> **Aim of the exercise**
Can you reproduce the lines below, substituting "vertical-tick-label" for every "y-tick-label" and leaving everything else unchanged?

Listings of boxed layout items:
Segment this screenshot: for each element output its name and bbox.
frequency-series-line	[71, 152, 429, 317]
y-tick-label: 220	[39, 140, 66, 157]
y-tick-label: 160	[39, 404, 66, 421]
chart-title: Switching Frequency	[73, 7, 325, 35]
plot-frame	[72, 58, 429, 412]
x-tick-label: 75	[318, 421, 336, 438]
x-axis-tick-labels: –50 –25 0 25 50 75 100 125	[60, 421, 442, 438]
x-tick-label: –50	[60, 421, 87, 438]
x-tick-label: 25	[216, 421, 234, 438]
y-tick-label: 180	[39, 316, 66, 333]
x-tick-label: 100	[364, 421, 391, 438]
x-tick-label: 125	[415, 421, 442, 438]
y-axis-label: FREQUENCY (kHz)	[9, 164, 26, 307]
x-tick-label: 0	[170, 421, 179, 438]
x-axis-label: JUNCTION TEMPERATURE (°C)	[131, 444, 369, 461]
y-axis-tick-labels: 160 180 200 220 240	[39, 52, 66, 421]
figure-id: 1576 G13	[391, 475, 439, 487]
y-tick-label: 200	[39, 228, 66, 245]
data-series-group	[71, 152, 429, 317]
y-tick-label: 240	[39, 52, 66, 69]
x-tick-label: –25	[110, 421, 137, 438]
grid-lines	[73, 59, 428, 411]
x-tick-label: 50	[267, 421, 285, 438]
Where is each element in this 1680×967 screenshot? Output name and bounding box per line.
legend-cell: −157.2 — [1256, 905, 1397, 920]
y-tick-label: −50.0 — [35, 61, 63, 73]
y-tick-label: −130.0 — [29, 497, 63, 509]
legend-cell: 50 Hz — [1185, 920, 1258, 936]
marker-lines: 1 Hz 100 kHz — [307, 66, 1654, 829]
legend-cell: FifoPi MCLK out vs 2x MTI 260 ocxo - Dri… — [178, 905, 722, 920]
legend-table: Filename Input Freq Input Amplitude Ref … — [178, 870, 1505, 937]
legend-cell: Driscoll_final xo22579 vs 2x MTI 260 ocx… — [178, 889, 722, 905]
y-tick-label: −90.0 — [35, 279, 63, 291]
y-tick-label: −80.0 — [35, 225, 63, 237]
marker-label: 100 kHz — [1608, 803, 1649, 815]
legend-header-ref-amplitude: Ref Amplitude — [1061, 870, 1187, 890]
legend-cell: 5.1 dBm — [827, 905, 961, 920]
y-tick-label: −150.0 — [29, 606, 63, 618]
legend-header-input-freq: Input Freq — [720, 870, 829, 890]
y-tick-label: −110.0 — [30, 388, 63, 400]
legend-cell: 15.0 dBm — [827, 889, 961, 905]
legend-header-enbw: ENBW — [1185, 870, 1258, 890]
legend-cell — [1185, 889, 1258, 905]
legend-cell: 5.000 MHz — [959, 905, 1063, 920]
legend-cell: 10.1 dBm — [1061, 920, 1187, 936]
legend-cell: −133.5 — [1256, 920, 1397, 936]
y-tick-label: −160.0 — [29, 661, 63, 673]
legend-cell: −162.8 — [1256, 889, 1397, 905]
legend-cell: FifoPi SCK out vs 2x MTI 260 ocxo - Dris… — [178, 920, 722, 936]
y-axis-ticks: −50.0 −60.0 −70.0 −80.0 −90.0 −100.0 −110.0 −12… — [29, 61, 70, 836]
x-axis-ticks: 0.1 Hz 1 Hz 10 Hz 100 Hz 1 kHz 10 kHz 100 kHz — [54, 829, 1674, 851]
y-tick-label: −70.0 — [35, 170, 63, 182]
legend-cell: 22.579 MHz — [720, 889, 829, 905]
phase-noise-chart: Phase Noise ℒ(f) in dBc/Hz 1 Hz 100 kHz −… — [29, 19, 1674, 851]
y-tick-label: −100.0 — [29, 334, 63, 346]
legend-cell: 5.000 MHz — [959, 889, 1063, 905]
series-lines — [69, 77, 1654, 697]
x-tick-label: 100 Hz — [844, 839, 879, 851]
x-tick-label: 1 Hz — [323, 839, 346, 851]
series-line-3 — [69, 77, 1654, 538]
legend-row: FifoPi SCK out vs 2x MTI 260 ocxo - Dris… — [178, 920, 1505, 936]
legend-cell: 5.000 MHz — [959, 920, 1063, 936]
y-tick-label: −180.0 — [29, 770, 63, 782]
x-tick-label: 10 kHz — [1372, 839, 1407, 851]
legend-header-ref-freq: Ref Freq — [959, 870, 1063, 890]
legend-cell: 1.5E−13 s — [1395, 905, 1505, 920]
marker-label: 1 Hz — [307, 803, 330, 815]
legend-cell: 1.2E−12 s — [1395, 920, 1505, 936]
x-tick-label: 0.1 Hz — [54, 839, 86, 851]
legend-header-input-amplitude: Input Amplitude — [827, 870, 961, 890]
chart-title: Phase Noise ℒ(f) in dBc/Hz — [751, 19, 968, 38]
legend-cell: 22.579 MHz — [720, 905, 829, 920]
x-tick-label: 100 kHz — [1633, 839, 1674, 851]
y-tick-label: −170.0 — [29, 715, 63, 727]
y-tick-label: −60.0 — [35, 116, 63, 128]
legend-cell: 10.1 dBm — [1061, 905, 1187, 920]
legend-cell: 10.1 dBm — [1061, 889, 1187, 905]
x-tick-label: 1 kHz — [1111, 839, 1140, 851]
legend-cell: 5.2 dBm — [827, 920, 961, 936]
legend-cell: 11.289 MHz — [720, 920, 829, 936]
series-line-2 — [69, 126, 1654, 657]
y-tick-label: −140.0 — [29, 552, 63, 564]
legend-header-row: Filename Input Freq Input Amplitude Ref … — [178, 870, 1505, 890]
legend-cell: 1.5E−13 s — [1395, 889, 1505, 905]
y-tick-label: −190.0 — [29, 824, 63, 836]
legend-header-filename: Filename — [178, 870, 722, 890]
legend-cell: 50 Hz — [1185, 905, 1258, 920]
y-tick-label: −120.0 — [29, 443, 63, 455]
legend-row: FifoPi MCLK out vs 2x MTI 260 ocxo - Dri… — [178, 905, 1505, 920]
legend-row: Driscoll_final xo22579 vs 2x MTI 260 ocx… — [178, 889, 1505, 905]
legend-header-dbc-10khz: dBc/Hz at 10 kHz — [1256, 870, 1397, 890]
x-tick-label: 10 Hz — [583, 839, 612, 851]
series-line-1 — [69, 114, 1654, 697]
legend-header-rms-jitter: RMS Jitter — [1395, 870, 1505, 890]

> **Response to this task**
Segment this screenshot: for each element output its name and bbox.
frequency-series-line	[71, 152, 429, 317]
vertical-tick-label: 220	[39, 140, 66, 157]
vertical-tick-label: 160	[39, 404, 66, 421]
chart-title: Switching Frequency	[73, 7, 325, 35]
plot-frame	[72, 58, 429, 412]
x-tick-label: 75	[318, 421, 336, 438]
x-axis-tick-labels: –50 –25 0 25 50 75 100 125	[60, 421, 442, 438]
x-tick-label: –50	[60, 421, 87, 438]
x-tick-label: 25	[216, 421, 234, 438]
vertical-tick-label: 180	[39, 316, 66, 333]
x-tick-label: 100	[364, 421, 391, 438]
x-tick-label: 125	[415, 421, 442, 438]
y-axis-label: FREQUENCY (kHz)	[9, 164, 26, 307]
x-tick-label: 0	[170, 421, 179, 438]
x-axis-label: JUNCTION TEMPERATURE (°C)	[131, 444, 369, 461]
y-axis-tick-labels: 160 180 200 220 240	[39, 52, 66, 421]
figure-id: 1576 G13	[391, 475, 439, 487]
vertical-tick-label: 200	[39, 228, 66, 245]
data-series-group	[71, 152, 429, 317]
vertical-tick-label: 240	[39, 52, 66, 69]
x-tick-label: –25	[110, 421, 137, 438]
grid-lines	[73, 59, 428, 411]
x-tick-label: 50	[267, 421, 285, 438]
Where is each element in this 1680×967 screenshot? Output name and bounding box per line.
legend-cell: −157.2 — [1256, 905, 1397, 920]
vertical-tick-label: −50.0 — [35, 61, 63, 73]
vertical-tick-label: −130.0 — [29, 497, 63, 509]
legend-cell: 50 Hz — [1185, 920, 1258, 936]
marker-lines: 1 Hz 100 kHz — [307, 66, 1654, 829]
legend-cell: FifoPi MCLK out vs 2x MTI 260 ocxo - Dri… — [178, 905, 722, 920]
legend-table: Filename Input Freq Input Amplitude Ref … — [178, 870, 1505, 937]
legend-cell: Driscoll_final xo22579 vs 2x MTI 260 ocx… — [178, 889, 722, 905]
vertical-tick-label: −90.0 — [35, 279, 63, 291]
vertical-tick-label: −80.0 — [35, 225, 63, 237]
marker-label: 100 kHz — [1608, 803, 1649, 815]
legend-header-ref-amplitude: Ref Amplitude — [1061, 870, 1187, 890]
legend-cell: 5.1 dBm — [827, 905, 961, 920]
vertical-tick-label: −150.0 — [29, 606, 63, 618]
legend-header-input-freq: Input Freq — [720, 870, 829, 890]
vertical-tick-label: −110.0 — [30, 388, 63, 400]
legend-cell: 15.0 dBm — [827, 889, 961, 905]
legend-header-enbw: ENBW — [1185, 870, 1258, 890]
legend-cell — [1185, 889, 1258, 905]
legend-cell: 5.000 MHz — [959, 905, 1063, 920]
legend-cell: 10.1 dBm — [1061, 920, 1187, 936]
legend-cell: −133.5 — [1256, 920, 1397, 936]
vertical-tick-label: −160.0 — [29, 661, 63, 673]
legend-cell: −162.8 — [1256, 889, 1397, 905]
legend-cell: FifoPi SCK out vs 2x MTI 260 ocxo - Dris… — [178, 920, 722, 936]
y-axis-ticks: −50.0 −60.0 −70.0 −80.0 −90.0 −100.0 −110.0 −12… — [29, 61, 70, 836]
x-axis-ticks: 0.1 Hz 1 Hz 10 Hz 100 Hz 1 kHz 10 kHz 100 kHz — [54, 829, 1674, 851]
vertical-tick-label: −70.0 — [35, 170, 63, 182]
legend-cell: 22.579 MHz — [720, 889, 829, 905]
phase-noise-chart: Phase Noise ℒ(f) in dBc/Hz 1 Hz 100 kHz −… — [29, 19, 1674, 851]
vertical-tick-label: −100.0 — [29, 334, 63, 346]
legend-cell: 5.000 MHz — [959, 889, 1063, 905]
series-lines — [69, 77, 1654, 697]
x-tick-label: 100 Hz — [844, 839, 879, 851]
x-tick-label: 1 Hz — [323, 839, 346, 851]
series-line-3 — [69, 77, 1654, 538]
legend-row: FifoPi SCK out vs 2x MTI 260 ocxo - Dris… — [178, 920, 1505, 936]
legend-cell: 5.000 MHz — [959, 920, 1063, 936]
vertical-tick-label: −180.0 — [29, 770, 63, 782]
x-tick-label: 10 kHz — [1372, 839, 1407, 851]
legend-header-ref-freq: Ref Freq — [959, 870, 1063, 890]
legend-cell: 1.5E−13 s — [1395, 905, 1505, 920]
marker-label: 1 Hz — [307, 803, 330, 815]
legend-cell: 1.2E−12 s — [1395, 920, 1505, 936]
x-tick-label: 0.1 Hz — [54, 839, 86, 851]
legend-header-input-amplitude: Input Amplitude — [827, 870, 961, 890]
chart-title: Phase Noise ℒ(f) in dBc/Hz — [751, 19, 968, 38]
legend-cell: 22.579 MHz — [720, 905, 829, 920]
x-tick-label: 100 kHz — [1633, 839, 1674, 851]
vertical-tick-label: −170.0 — [29, 715, 63, 727]
vertical-tick-label: −60.0 — [35, 116, 63, 128]
legend-cell: 10.1 dBm — [1061, 905, 1187, 920]
legend-cell: 10.1 dBm — [1061, 889, 1187, 905]
x-tick-label: 1 kHz — [1111, 839, 1140, 851]
legend-cell: 5.2 dBm — [827, 920, 961, 936]
legend-cell: 11.289 MHz — [720, 920, 829, 936]
series-line-2 — [69, 126, 1654, 657]
vertical-tick-label: −140.0 — [29, 552, 63, 564]
legend-header-row: Filename Input Freq Input Amplitude Ref … — [178, 870, 1505, 890]
legend-cell: 1.5E−13 s — [1395, 889, 1505, 905]
vertical-tick-label: −190.0 — [29, 824, 63, 836]
legend-header-filename: Filename — [178, 870, 722, 890]
legend-cell: 50 Hz — [1185, 905, 1258, 920]
vertical-tick-label: −120.0 — [29, 443, 63, 455]
legend-row: FifoPi MCLK out vs 2x MTI 260 ocxo - Dri… — [178, 905, 1505, 920]
legend-row: Driscoll_final xo22579 vs 2x MTI 260 ocx… — [178, 889, 1505, 905]
legend-header-dbc-10khz: dBc/Hz at 10 kHz — [1256, 870, 1397, 890]
x-tick-label: 10 Hz — [583, 839, 612, 851]
series-line-1 — [69, 114, 1654, 697]
legend-header-rms-jitter: RMS Jitter — [1395, 870, 1505, 890]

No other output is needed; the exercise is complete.